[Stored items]
__________
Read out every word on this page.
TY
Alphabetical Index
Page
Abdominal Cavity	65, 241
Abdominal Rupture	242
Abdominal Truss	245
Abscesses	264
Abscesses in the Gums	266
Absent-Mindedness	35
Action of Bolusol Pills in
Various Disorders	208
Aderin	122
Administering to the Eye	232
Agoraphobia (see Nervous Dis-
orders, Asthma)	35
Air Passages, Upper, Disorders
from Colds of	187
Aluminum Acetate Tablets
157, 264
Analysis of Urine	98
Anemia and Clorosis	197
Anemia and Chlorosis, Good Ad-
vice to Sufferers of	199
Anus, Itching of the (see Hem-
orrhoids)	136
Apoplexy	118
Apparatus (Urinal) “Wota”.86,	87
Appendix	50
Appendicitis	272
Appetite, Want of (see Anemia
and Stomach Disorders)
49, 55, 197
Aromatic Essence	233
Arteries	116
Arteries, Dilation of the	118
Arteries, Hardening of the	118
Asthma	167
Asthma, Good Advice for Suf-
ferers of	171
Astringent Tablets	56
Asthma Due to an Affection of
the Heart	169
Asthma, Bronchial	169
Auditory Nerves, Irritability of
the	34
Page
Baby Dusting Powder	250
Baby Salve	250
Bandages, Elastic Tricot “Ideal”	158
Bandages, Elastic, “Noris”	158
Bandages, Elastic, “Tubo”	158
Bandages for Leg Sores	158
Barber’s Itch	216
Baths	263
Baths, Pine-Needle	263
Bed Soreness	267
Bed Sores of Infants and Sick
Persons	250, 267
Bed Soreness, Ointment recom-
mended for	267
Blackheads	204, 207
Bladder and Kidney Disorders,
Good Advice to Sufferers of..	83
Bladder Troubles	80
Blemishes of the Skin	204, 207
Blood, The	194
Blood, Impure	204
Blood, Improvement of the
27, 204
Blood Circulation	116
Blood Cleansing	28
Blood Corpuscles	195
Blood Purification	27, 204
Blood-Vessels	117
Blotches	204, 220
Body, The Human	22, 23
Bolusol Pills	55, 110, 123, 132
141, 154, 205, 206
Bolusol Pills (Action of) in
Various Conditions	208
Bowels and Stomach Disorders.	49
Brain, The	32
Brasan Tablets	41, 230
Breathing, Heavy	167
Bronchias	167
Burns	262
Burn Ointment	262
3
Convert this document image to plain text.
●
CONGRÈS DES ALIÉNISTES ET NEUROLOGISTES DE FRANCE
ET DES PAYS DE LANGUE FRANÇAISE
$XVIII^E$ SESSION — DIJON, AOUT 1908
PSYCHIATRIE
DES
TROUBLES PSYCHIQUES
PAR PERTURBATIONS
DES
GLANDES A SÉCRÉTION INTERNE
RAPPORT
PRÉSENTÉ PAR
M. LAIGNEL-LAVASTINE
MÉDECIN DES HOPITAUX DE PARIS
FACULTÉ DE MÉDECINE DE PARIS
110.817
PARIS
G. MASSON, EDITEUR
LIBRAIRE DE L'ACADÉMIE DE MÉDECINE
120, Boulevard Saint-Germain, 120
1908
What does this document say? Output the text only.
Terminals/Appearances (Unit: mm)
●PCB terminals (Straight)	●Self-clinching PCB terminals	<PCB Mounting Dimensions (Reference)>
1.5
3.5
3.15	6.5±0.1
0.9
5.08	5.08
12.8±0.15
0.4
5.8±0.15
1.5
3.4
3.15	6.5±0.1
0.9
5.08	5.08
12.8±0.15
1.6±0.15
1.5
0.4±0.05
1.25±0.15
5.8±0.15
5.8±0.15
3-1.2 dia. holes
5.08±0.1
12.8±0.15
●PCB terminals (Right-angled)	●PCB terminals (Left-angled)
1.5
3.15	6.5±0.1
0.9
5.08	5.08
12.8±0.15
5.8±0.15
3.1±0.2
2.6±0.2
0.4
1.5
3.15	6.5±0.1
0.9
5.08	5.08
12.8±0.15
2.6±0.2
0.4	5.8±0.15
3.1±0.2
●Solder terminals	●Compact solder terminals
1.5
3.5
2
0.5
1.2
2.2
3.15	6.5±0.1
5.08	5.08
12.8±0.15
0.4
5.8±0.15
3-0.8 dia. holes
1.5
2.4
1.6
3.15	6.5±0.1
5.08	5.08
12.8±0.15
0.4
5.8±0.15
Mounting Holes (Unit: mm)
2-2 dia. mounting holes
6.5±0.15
__________
→ Work to complete
In the material above, find the lines that contain "Various" and show them.

→ Problem solution
Various Disorders	208
Various Conditions	208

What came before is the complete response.